[Start of DATA FOR THIS EXERCISE]
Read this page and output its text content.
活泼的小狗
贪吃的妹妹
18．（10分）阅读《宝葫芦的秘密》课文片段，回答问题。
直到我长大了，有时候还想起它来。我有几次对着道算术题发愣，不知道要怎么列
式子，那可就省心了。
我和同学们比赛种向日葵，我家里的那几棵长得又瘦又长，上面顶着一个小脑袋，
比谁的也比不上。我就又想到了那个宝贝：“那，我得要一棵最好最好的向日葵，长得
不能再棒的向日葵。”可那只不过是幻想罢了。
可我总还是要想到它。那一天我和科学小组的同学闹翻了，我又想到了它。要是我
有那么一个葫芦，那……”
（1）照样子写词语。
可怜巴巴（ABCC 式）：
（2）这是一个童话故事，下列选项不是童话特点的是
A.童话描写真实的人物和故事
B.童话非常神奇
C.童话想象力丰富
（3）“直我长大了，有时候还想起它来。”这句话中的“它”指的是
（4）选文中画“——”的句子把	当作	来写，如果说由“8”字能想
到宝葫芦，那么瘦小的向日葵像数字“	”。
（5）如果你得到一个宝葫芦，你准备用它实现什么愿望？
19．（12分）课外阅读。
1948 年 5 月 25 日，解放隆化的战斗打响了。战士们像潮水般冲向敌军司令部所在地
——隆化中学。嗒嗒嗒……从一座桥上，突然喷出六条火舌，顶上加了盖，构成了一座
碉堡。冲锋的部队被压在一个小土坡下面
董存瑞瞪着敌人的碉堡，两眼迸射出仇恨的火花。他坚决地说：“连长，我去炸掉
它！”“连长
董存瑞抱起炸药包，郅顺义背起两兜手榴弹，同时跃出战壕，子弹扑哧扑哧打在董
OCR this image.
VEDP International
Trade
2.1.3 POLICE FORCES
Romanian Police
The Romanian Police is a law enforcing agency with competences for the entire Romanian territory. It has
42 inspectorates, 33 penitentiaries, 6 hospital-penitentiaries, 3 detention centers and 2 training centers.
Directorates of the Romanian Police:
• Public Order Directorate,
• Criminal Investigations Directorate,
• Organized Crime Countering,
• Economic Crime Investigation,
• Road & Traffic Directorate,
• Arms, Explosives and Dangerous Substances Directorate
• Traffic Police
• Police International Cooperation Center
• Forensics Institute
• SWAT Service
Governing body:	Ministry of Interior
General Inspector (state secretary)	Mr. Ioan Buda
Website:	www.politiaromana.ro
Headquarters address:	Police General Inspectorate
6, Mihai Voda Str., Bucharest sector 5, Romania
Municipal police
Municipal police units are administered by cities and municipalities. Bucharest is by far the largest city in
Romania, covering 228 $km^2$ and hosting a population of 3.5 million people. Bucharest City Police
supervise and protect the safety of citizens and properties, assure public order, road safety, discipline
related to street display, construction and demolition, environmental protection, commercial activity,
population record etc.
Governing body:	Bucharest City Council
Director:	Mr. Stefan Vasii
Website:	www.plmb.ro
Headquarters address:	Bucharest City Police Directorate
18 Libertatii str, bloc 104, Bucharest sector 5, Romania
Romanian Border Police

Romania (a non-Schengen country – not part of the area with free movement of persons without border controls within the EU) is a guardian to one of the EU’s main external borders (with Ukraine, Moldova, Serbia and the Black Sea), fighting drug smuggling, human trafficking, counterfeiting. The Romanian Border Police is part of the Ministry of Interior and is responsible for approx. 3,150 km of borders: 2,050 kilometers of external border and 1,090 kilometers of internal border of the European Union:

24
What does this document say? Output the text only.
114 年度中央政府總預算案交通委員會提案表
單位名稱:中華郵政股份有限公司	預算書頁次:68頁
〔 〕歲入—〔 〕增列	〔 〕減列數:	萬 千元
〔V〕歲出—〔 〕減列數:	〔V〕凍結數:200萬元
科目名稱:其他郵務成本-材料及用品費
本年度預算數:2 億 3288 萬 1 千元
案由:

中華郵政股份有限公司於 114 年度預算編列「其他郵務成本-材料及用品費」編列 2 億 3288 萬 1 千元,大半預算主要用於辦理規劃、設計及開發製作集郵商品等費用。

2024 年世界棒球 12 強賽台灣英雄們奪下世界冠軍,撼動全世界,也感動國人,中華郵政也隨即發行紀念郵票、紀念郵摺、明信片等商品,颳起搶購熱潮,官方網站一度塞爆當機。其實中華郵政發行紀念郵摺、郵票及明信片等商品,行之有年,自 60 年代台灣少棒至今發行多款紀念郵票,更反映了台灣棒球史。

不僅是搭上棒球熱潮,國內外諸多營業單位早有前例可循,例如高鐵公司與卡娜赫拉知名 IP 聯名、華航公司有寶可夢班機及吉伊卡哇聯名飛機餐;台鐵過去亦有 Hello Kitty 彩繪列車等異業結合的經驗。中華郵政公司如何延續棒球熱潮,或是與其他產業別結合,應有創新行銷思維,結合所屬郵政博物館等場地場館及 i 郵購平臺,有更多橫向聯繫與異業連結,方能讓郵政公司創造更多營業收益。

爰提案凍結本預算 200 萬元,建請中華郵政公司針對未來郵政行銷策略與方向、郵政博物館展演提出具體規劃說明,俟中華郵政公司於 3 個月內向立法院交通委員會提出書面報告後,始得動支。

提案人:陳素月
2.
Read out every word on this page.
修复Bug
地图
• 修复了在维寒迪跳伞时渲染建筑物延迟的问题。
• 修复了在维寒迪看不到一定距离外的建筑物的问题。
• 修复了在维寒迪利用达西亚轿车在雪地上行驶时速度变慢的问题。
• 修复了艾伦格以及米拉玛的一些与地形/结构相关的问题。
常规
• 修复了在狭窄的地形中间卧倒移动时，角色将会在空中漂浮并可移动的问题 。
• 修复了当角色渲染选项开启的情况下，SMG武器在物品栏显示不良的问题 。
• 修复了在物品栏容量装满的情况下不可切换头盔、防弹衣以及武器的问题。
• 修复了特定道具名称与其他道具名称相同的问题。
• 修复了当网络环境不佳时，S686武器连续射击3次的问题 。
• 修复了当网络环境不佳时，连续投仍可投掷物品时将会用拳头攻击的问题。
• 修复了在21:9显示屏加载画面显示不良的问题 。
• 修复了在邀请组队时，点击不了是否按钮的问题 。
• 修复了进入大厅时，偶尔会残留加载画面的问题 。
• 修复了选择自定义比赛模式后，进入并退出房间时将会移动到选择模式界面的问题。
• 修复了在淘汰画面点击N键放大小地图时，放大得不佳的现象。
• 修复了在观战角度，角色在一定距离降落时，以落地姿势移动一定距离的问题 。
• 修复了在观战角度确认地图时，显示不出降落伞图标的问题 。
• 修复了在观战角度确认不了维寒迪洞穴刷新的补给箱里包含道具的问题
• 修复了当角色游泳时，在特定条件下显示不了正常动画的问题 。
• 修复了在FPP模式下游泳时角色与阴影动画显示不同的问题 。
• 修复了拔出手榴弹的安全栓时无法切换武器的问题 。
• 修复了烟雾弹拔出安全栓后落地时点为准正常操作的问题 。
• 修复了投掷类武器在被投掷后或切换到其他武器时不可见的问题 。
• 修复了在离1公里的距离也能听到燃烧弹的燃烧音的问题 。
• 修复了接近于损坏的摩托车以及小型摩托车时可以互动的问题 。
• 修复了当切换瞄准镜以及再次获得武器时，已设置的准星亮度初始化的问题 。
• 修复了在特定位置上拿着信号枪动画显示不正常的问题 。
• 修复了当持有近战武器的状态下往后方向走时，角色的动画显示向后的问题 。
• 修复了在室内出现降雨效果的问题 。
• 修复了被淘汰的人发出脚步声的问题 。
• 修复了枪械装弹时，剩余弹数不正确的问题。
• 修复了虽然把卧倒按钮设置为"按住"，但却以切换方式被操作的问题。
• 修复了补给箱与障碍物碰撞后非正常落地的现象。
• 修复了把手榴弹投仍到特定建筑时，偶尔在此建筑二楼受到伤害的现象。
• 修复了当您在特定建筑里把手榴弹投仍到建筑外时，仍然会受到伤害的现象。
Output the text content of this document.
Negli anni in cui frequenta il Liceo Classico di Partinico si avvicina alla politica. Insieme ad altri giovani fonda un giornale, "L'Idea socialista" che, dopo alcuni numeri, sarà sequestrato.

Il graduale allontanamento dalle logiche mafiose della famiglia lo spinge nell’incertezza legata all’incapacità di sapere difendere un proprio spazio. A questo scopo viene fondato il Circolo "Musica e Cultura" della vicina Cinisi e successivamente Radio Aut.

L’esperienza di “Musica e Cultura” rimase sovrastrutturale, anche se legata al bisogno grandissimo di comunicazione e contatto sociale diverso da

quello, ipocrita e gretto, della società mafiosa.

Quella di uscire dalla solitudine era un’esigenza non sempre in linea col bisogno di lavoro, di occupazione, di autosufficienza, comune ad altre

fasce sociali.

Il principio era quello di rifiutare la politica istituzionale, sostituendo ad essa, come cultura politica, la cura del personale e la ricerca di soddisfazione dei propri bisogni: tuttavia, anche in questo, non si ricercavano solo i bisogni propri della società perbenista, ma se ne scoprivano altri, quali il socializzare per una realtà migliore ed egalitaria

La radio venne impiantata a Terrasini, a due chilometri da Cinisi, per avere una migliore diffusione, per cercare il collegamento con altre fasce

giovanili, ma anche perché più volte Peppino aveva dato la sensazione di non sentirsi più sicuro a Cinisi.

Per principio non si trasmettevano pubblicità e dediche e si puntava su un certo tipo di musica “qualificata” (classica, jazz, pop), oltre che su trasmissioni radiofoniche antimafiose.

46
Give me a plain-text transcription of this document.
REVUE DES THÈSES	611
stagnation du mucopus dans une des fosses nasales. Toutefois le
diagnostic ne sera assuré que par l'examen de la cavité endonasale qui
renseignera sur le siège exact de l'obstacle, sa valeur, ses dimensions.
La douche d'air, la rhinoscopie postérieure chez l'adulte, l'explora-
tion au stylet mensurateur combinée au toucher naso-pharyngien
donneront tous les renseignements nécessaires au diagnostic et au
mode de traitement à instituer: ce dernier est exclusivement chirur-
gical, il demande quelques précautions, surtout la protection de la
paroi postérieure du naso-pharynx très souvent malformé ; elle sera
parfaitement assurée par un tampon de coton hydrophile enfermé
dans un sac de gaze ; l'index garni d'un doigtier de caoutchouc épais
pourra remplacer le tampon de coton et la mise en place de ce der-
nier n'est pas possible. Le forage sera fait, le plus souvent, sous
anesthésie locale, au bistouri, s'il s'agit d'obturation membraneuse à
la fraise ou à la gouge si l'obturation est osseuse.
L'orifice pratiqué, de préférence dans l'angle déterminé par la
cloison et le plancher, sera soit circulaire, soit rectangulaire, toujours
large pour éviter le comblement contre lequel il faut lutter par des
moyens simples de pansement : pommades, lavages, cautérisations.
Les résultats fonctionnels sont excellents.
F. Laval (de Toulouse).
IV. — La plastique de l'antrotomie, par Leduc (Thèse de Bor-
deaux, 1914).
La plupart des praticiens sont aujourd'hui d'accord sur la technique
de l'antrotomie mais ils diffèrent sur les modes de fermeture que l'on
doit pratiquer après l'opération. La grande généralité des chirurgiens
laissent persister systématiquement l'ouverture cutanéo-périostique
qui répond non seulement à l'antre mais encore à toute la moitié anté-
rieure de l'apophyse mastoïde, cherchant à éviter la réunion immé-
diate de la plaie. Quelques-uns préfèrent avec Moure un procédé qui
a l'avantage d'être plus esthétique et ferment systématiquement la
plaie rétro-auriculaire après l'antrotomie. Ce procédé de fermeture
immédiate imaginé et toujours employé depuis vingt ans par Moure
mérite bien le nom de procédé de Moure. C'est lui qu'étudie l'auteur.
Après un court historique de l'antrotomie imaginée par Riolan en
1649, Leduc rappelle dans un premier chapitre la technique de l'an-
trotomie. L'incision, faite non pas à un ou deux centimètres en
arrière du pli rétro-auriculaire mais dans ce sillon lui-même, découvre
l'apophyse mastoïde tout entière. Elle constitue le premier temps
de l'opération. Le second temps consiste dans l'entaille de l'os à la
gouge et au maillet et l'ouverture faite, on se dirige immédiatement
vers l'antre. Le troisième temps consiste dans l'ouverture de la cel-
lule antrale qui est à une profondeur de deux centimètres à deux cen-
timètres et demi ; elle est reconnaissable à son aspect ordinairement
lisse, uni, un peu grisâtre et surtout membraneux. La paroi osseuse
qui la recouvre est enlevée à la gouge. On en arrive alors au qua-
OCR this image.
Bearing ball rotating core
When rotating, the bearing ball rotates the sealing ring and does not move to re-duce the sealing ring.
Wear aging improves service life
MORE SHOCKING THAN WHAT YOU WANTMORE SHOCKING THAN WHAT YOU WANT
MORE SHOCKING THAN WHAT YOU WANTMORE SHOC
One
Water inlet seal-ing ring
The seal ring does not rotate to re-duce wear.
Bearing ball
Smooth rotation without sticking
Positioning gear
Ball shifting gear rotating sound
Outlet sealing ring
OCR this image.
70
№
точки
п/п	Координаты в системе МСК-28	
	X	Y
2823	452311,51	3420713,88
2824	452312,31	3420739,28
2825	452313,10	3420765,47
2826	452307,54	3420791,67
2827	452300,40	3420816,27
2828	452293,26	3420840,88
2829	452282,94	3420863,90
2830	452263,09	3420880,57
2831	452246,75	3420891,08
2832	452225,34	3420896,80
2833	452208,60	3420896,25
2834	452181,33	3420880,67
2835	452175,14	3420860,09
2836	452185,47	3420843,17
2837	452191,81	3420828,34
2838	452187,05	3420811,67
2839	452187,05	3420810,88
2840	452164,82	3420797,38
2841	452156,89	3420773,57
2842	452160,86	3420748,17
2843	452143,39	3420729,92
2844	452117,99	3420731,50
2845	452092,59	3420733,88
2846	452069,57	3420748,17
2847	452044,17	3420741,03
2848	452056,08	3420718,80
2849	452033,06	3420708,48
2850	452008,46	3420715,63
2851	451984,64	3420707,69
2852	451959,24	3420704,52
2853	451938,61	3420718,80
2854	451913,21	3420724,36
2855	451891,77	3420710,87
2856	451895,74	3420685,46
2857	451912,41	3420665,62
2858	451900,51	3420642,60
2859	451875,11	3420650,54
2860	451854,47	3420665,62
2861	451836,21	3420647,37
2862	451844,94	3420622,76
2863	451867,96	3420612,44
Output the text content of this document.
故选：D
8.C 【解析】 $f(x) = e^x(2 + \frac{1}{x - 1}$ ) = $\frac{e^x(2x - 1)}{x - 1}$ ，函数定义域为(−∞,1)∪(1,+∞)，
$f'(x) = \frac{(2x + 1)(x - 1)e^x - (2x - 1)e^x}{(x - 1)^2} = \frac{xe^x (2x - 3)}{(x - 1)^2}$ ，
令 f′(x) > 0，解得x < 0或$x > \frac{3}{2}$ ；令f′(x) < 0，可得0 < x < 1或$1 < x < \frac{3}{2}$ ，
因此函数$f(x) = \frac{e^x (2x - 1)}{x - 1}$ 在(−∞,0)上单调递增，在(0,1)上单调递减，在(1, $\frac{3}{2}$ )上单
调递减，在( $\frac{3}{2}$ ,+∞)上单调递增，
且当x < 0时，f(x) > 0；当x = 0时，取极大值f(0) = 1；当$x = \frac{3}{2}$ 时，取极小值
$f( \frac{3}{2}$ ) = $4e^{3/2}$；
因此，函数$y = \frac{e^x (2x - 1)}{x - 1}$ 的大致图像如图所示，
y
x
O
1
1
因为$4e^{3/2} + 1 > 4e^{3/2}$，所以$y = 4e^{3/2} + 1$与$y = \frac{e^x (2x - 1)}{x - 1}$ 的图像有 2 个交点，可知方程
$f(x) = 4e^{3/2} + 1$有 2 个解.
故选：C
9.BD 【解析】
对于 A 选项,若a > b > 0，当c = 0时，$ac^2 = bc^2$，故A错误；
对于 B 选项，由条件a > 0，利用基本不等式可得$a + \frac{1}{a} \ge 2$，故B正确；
[End of DATA FOR THIS EXERCISE]
* [WORK INSTRUCTIONS] List each line of the records that holds the string "paroi".

* [EXERCISE SOLUTION]
paroi postérieure du naso-pharynx très souvent malformé ; elle sera
lisse, uni, un peu grisâtre et surtout membraneux. La paroi osseuse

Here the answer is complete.